## [WHAT YOU SHOULD DO]
Work through the material below line by line and say how many lines include the word "style". Only the number, please.

## [Dataset rows]
▽

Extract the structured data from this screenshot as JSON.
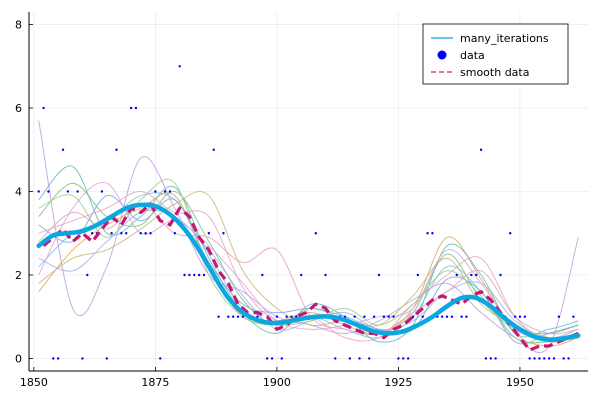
{
  "chart_data": {
    "type": "line",
    "title": "",
    "xlabel": "",
    "ylabel": "",
    "xlim": [
      1849,
      1964
    ],
    "ylim": [
      -0.3,
      8.3
    ],
    "xticks": [
      1850,
      1875,
      1900,
      1925,
      1950
    ],
    "yticks": [
      0,
      2,
      4,
      6,
      8
    ],
    "grid": true,
    "legend_position": "top-right",
    "legend": [
      {
        "label": "many_iterations",
        "style": "line",
        "color": "#3DB3E3"
      },
      {
        "label": "data",
        "style": "marker",
        "color": "#0000FF"
      },
      {
        "label": "smooth data",
        "style": "dashed",
        "color": "#E0457B"
      }
    ],
    "data_series": {
      "name": "data",
      "color": "#0000FF",
      "x": [
        1851,
        1852,
        1853,
        1854,
        1855,
        1856,
        1857,
        1858,
        1859,
        1860,
        1861,
        1862,
        1863,
        1864,
        1865,
        1866,
        1867,
        1868,
        1869,
        1870,
        1871,
        1872,
        1873,
        1874,
        1875,
        1876,
        1877,
        1878,
        1879,
        1880,
        1881,
        1882,
        1883,
        1884,
        1885,
        1886,
        1887,
        1888,
        1889,
        1890,
        1891,
        1892,
        1893,
        1894,
        1895,
        1896,
        1897,
        1898,
        1899,
        1900,
        1901,
        1902,
        1903,
        1904,
        1905,
        1906,
        1907,
        1908,
        1909,
        1910,
        1911,
        1912,
        1913,
        1914,
        1915,
        1916,
        1917,
        1918,
        1919,
        1920,
        1921,
        1922,
        1923,
        1924,
        1925,
        1926,
        1927,
        1928,
        1929,
        1930,
        1931,
        1932,
        1933,
        1934,
        1935,
        1936,
        1937,
        1938,
        1939,
        1940,
        1941,
        1942,
        1943,
        1944,
        1945,
        1946,
        1947,
        1948,
        1949,
        1950,
        1951,
        1952,
        1953,
        1954,
        1955,
        1956,
        1957,
        1958,
        1959,
        1960,
        1961
      ],
      "y": [
        4,
        6,
        4,
        0,
        0,
        5,
        4,
        3,
        4,
        0,
        2,
        3,
        3,
        4,
        0,
        3,
        5,
        3,
        3,
        6,
        6,
        3,
        3,
        3,
        4,
        0,
        4,
        4,
        3,
        7,
        2,
        2,
        2,
        2,
        2,
        3,
        5,
        1,
        3,
        1,
        1,
        1,
        1,
        1,
        1,
        1,
        2,
        0,
        0,
        1,
        0,
        1,
        1,
        1,
        2,
        1,
        1,
        3,
        1,
        2,
        1,
        0,
        1,
        1,
        0,
        1,
        0,
        1,
        0,
        1,
        2,
        1,
        1,
        1,
        0,
        0,
        0,
        1,
        2,
        1,
        3,
        3,
        1,
        1,
        1,
        1,
        2,
        1,
        1,
        2,
        2,
        5,
        0,
        0,
        0,
        2,
        1,
        3,
        1,
        1,
        1,
        0,
        0,
        0,
        0,
        0,
        0,
        1,
        0,
        0,
        1
      ]
    },
    "smooth_series": {
      "name": "smooth data",
      "color": "#C8176F",
      "x": [
        1852,
        1854,
        1856,
        1858,
        1860,
        1862,
        1864,
        1866,
        1868,
        1870,
        1872,
        1874,
        1876,
        1878,
        1880,
        1882,
        1884,
        1886,
        1888,
        1890,
        1892,
        1894,
        1896,
        1898,
        1900,
        1902,
        1904,
        1906,
        1908,
        1910,
        1912,
        1914,
        1916,
        1918,
        1920,
        1922,
        1924,
        1926,
        1928,
        1930,
        1932,
        1934,
        1936,
        1938,
        1940,
        1942,
        1944,
        1946,
        1948,
        1950,
        1952,
        1954,
        1956,
        1958,
        1960,
        1962
      ],
      "y": [
        2.7,
        2.9,
        3.1,
        2.8,
        3.0,
        2.8,
        3.1,
        3.4,
        3.2,
        3.6,
        3.5,
        3.7,
        3.3,
        3.2,
        3.6,
        3.4,
        2.9,
        2.6,
        2.1,
        1.8,
        1.3,
        1.1,
        1.1,
        1.0,
        0.7,
        0.8,
        1.0,
        1.1,
        1.3,
        1.2,
        0.9,
        0.8,
        0.7,
        0.6,
        0.6,
        0.5,
        0.7,
        0.8,
        1.0,
        1.2,
        1.4,
        1.5,
        1.4,
        1.3,
        1.5,
        1.6,
        1.4,
        1.1,
        0.8,
        0.5,
        0.2,
        0.3,
        0.3,
        0.4,
        0.5,
        0.6
      ]
    },
    "mean_series": {
      "name": "many_iterations",
      "color": "#0BA7E0",
      "x": [
        1851,
        1854,
        1857,
        1860,
        1863,
        1866,
        1869,
        1872,
        1875,
        1878,
        1881,
        1884,
        1887,
        1890,
        1893,
        1896,
        1899,
        1902,
        1905,
        1908,
        1911,
        1914,
        1917,
        1920,
        1923,
        1926,
        1929,
        1932,
        1935,
        1938,
        1941,
        1944,
        1947,
        1950,
        1953,
        1956,
        1959,
        1962
      ],
      "y": [
        2.7,
        2.95,
        3.0,
        3.05,
        3.2,
        3.4,
        3.6,
        3.68,
        3.65,
        3.45,
        3.1,
        2.6,
        2.0,
        1.45,
        1.1,
        0.92,
        0.85,
        0.88,
        0.95,
        1.0,
        1.0,
        0.92,
        0.78,
        0.65,
        0.6,
        0.65,
        0.8,
        1.0,
        1.25,
        1.45,
        1.45,
        1.25,
        0.95,
        0.7,
        0.52,
        0.45,
        0.48,
        0.55
      ]
    },
    "iteration_series": [
      {
        "color": "#7CC3E8",
        "x": [
          1851,
          1858,
          1865,
          1872,
          1879,
          1886,
          1893,
          1900,
          1907,
          1914,
          1921,
          1928,
          1935,
          1942,
          1949,
          1956,
          1962
        ],
        "y": [
          2.2,
          3.0,
          3.3,
          3.9,
          3.8,
          2.5,
          1.2,
          0.8,
          1.0,
          0.7,
          0.5,
          1.0,
          2.2,
          1.6,
          0.5,
          0.4,
          0.6
        ]
      },
      {
        "color": "#E5A45A",
        "x": [
          1851,
          1858,
          1865,
          1872,
          1879,
          1886,
          1893,
          1900,
          1907,
          1914,
          1921,
          1928,
          1935,
          1942,
          1949,
          1956,
          1962
        ],
        "y": [
          1.6,
          2.6,
          3.2,
          3.6,
          3.9,
          2.2,
          1.0,
          0.9,
          1.1,
          0.8,
          0.6,
          1.2,
          2.9,
          1.9,
          0.6,
          0.3,
          0.5
        ]
      },
      {
        "color": "#7BC27A",
        "x": [
          1851,
          1858,
          1865,
          1872,
          1879,
          1886,
          1893,
          1900,
          1907,
          1914,
          1921,
          1928,
          1935,
          1942,
          1949,
          1956,
          1962
        ],
        "y": [
          3.4,
          4.2,
          3.4,
          3.2,
          4.0,
          2.8,
          1.4,
          0.8,
          1.2,
          0.9,
          0.6,
          1.1,
          2.5,
          1.4,
          0.7,
          0.6,
          0.8
        ]
      },
      {
        "color": "#C79BDB",
        "x": [
          1851,
          1858,
          1865,
          1872,
          1879,
          1886,
          1893,
          1900,
          1907,
          1914,
          1921,
          1928,
          1935,
          1942,
          1949,
          1956,
          1962
        ],
        "y": [
          5.7,
          1.2,
          2.2,
          4.8,
          3.6,
          2.0,
          1.6,
          1.0,
          0.8,
          0.6,
          0.9,
          1.4,
          1.8,
          1.1,
          0.5,
          0.3,
          2.9
        ]
      },
      {
        "color": "#9AB7E8",
        "x": [
          1851,
          1858,
          1865,
          1872,
          1879,
          1886,
          1893,
          1900,
          1907,
          1914,
          1921,
          1928,
          1935,
          1942,
          1949,
          1956,
          1962
        ],
        "y": [
          2.4,
          2.1,
          2.8,
          3.5,
          3.4,
          2.6,
          1.5,
          0.7,
          0.9,
          1.1,
          0.7,
          0.9,
          1.6,
          1.8,
          0.9,
          0.5,
          0.7
        ]
      },
      {
        "color": "#E7A3C6",
        "x": [
          1851,
          1858,
          1865,
          1872,
          1879,
          1886,
          1893,
          1900,
          1907,
          1914,
          1921,
          1928,
          1935,
          1942,
          1949,
          1956,
          1962
        ],
        "y": [
          3.0,
          3.3,
          3.6,
          4.0,
          3.5,
          3.4,
          1.7,
          0.9,
          1.0,
          0.5,
          0.5,
          1.3,
          2.0,
          2.4,
          1.0,
          0.4,
          0.6
        ]
      },
      {
        "color": "#66BBB5",
        "x": [
          1851,
          1858,
          1865,
          1872,
          1879,
          1886,
          1893,
          1900,
          1907,
          1914,
          1921,
          1928,
          1935,
          1942,
          1949,
          1956,
          1962
        ],
        "y": [
          3.8,
          4.6,
          3.0,
          3.4,
          4.1,
          2.4,
          1.1,
          0.6,
          1.3,
          1.0,
          0.4,
          0.8,
          2.7,
          2.0,
          0.6,
          0.7,
          0.9
        ]
      },
      {
        "color": "#C6B87A",
        "x": [
          1851,
          1858,
          1865,
          1872,
          1879,
          1886,
          1893,
          1900,
          1907,
          1914,
          1921,
          1928,
          1935,
          1942,
          1949,
          1956,
          1962
        ],
        "y": [
          1.8,
          2.4,
          2.6,
          3.1,
          3.7,
          3.9,
          2.1,
          1.2,
          0.8,
          0.9,
          0.8,
          1.5,
          2.4,
          1.3,
          0.8,
          0.5,
          0.5
        ]
      },
      {
        "color": "#E2A3B6",
        "x": [
          1851,
          1858,
          1865,
          1872,
          1879,
          1886,
          1893,
          1900,
          1907,
          1914,
          1921,
          1928,
          1935,
          1942,
          1949,
          1956,
          1962
        ],
        "y": [
          2.8,
          3.5,
          3.1,
          3.7,
          3.0,
          2.9,
          2.3,
          2.6,
          1.0,
          0.7,
          0.6,
          1.1,
          1.6,
          2.1,
          1.0,
          0.6,
          0.7
        ]
      },
      {
        "color": "#7DA8E3",
        "x": [
          1851,
          1858,
          1865,
          1872,
          1879,
          1886,
          1893,
          1900,
          1907,
          1914,
          1921,
          1928,
          1935,
          1942,
          1949,
          1956,
          1962
        ],
        "y": [
          3.2,
          2.8,
          3.9,
          3.3,
          3.8,
          2.3,
          1.3,
          1.1,
          1.2,
          1.0,
          0.7,
          0.7,
          1.9,
          1.6,
          0.4,
          0.6,
          0.8
        ]
      },
      {
        "color": "#9CCB8A",
        "x": [
          1851,
          1858,
          1865,
          1872,
          1879,
          1886,
          1893,
          1900,
          1907,
          1914,
          1921,
          1928,
          1935,
          1942,
          1949,
          1956,
          1962
        ],
        "y": [
          3.6,
          3.9,
          2.9,
          3.8,
          4.2,
          2.0,
          1.0,
          0.8,
          0.9,
          1.2,
          0.8,
          1.3,
          2.1,
          1.5,
          0.5,
          0.4,
          0.5
        ]
      },
      {
        "color": "#D8A5E2",
        "x": [
          1851,
          1858,
          1865,
          1872,
          1879,
          1886,
          1893,
          1900,
          1907,
          1914,
          1921,
          1928,
          1935,
          1942,
          1949,
          1956,
          1962
        ],
        "y": [
          2.0,
          3.6,
          4.2,
          3.0,
          3.3,
          2.7,
          1.8,
          0.9,
          0.7,
          0.8,
          1.0,
          1.2,
          2.6,
          1.8,
          0.7,
          0.5,
          0.6
        ]
      }
    ]
  }
}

△

## [RESPONSE TO THE TASK]
3